====== Data supplied ======

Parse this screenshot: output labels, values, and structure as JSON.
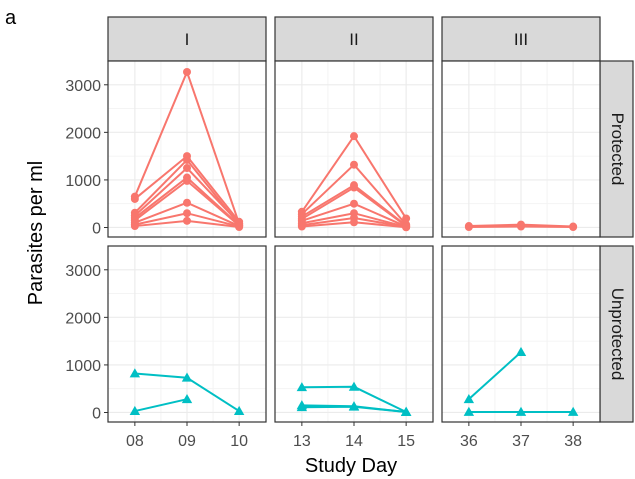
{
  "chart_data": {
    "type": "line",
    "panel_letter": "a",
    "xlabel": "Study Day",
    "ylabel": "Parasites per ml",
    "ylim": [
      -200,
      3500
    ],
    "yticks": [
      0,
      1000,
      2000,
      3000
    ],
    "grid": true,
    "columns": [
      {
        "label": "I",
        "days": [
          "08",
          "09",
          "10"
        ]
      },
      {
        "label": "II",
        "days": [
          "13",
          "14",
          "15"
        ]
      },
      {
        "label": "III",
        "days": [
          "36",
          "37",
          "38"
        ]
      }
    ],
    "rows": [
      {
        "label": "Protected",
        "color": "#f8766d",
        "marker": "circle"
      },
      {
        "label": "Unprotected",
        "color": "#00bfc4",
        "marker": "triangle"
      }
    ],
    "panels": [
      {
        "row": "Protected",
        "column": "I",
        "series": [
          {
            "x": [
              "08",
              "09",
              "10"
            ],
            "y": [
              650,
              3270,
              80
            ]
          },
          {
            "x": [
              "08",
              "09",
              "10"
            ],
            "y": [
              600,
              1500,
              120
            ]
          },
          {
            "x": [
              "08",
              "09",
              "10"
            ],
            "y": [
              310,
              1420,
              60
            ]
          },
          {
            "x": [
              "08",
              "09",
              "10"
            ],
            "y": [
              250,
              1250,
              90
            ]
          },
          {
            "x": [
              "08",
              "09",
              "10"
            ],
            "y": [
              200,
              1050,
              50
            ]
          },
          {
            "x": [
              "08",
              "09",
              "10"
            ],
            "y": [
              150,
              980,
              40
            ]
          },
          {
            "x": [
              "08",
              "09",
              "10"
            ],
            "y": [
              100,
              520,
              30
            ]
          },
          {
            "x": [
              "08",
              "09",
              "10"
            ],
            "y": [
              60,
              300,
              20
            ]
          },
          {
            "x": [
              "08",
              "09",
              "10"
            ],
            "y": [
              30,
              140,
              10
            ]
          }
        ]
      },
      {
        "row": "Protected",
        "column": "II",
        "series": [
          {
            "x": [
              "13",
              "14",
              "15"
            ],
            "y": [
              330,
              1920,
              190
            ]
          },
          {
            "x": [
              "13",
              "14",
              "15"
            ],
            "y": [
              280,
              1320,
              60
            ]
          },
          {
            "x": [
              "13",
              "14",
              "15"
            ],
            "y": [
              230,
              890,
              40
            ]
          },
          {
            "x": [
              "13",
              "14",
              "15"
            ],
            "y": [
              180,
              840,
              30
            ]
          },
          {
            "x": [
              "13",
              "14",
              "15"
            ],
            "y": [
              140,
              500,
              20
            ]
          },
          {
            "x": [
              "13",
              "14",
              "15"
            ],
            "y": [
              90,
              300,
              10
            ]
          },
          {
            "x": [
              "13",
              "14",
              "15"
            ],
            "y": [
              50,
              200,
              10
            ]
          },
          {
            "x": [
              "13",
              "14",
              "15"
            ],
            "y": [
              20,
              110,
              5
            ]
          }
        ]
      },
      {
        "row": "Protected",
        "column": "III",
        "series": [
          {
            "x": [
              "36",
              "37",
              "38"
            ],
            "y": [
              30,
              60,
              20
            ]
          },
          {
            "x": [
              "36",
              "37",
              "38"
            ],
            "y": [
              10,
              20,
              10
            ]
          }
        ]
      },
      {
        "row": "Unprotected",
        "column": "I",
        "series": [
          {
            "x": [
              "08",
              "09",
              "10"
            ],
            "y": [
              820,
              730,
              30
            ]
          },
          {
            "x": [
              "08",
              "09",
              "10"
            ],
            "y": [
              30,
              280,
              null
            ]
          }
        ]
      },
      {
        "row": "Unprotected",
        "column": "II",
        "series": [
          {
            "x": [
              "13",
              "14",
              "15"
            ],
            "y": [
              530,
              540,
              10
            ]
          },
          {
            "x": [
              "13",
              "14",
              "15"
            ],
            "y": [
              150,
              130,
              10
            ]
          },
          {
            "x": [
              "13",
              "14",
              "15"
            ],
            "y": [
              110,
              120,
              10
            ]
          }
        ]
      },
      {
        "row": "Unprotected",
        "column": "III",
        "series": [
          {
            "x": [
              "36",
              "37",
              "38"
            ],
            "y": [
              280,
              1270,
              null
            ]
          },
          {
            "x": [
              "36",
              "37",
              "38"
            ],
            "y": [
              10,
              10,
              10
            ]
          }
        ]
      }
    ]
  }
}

======

### Task requirements:
Restate the data above word for word. Skip every picture.

### Output for this task:
Parse this screenshot: output labels, values, and structure as JSON.
{
  "chart_data": {
    "type": "line",
    "panel_letter": "a",
    "xlabel": "Study Day",
    "ylabel": "Parasites per ml",
    "ylim": [
      -200,
      3500
    ],
    "yticks": [
      0,
      1000,
      2000,
      3000
    ],
    "grid": true,
    "columns": [
      {
        "label": "I",
        "days": [
          "08",
          "09",
          "10"
        ]
      },
      {
        "label": "II",
        "days": [
          "13",
          "14",
          "15"
        ]
      },
      {
        "label": "III",
        "days": [
          "36",
          "37",
          "38"
        ]
      }
    ],
    "rows": [
      {
        "label": "Protected",
        "color": "#f8766d",
        "marker": "circle"
      },
      {
        "label": "Unprotected",
        "color": "#00bfc4",
        "marker": "triangle"
      }
    ],
    "panels": [
      {
        "row": "Protected",
        "column": "I",
        "series": [
          {
            "x": [
              "08",
              "09",
              "10"
            ],
            "y": [
              650,
              3270,
              80
            ]
          },
          {
            "x": [
              "08",
              "09",
              "10"
            ],
            "y": [
              600,
              1500,
              120
            ]
          },
          {
            "x": [
              "08",
              "09",
              "10"
            ],
            "y": [
              310,
              1420,
              60
            ]
          },
          {
            "x": [
              "08",
              "09",
              "10"
            ],
            "y": [
              250,
              1250,
              90
            ]
          },
          {
            "x": [
              "08",
              "09",
              "10"
            ],
            "y": [
              200,
              1050,
              50
            ]
          },
          {
            "x": [
              "08",
              "09",
              "10"
            ],
            "y": [
              150,
              980,
              40
            ]
          },
          {
            "x": [
              "08",
              "09",
              "10"
            ],
            "y": [
              100,
              520,
              30
            ]
          },
          {
            "x": [
              "08",
              "09",
              "10"
            ],
            "y": [
              60,
              300,
              20
            ]
          },
          {
            "x": [
              "08",
              "09",
              "10"
            ],
            "y": [
              30,
              140,
              10
            ]
          }
        ]
      },
      {
        "row": "Protected",
        "column": "II",
        "series": [
          {
            "x": [
              "13",
              "14",
              "15"
            ],
            "y": [
              330,
              1920,
              190
            ]
          },
          {
            "x": [
              "13",
              "14",
              "15"
            ],
            "y": [
              280,
              1320,
              60
            ]
          },
          {
            "x": [
              "13",
              "14",
              "15"
            ],
            "y": [
              230,
              890,
              40
            ]
          },
          {
            "x": [
              "13",
              "14",
              "15"
            ],
            "y": [
              180,
              840,
              30
            ]
          },
          {
            "x": [
              "13",
              "14",
              "15"
            ],
            "y": [
              140,
              500,
              20
            ]
          },
          {
            "x": [
              "13",
              "14",
              "15"
            ],
            "y": [
              90,
              300,
              10
            ]
          },
          {
            "x": [
              "13",
              "14",
              "15"
            ],
            "y": [
              50,
              200,
              10
            ]
          },
          {
            "x": [
              "13",
              "14",
              "15"
            ],
            "y": [
              20,
              110,
              5
            ]
          }
        ]
      },
      {
        "row": "Protected",
        "column": "III",
        "series": [
          {
            "x": [
              "36",
              "37",
              "38"
            ],
            "y": [
              30,
              60,
              20
            ]
          },
          {
            "x": [
              "36",
              "37",
              "38"
            ],
            "y": [
              10,
              20,
              10
            ]
          }
        ]
      },
      {
        "row": "Unprotected",
        "column": "I",
        "series": [
          {
            "x": [
              "08",
              "09",
              "10"
            ],
            "y": [
              820,
              730,
              30
            ]
          },
          {
            "x": [
              "08",
              "09",
              "10"
            ],
            "y": [
              30,
              280,
              null
            ]
          }
        ]
      },
      {
        "row": "Unprotected",
        "column": "II",
        "series": [
          {
            "x": [
              "13",
              "14",
              "15"
            ],
            "y": [
              530,
              540,
              10
            ]
          },
          {
            "x": [
              "13",
              "14",
              "15"
            ],
            "y": [
              150,
              130,
              10
            ]
          },
          {
            "x": [
              "13",
              "14",
              "15"
            ],
            "y": [
              110,
              120,
              10
            ]
          }
        ]
      },
      {
        "row": "Unprotected",
        "column": "III",
        "series": [
          {
            "x": [
              "36",
              "37",
              "38"
            ],
            "y": [
              280,
              1270,
              null
            ]
          },
          {
            "x": [
              "36",
              "37",
              "38"
            ],
            "y": [
              10,
              10,
              10
            ]
          }
        ]
      }
    ]
  }
}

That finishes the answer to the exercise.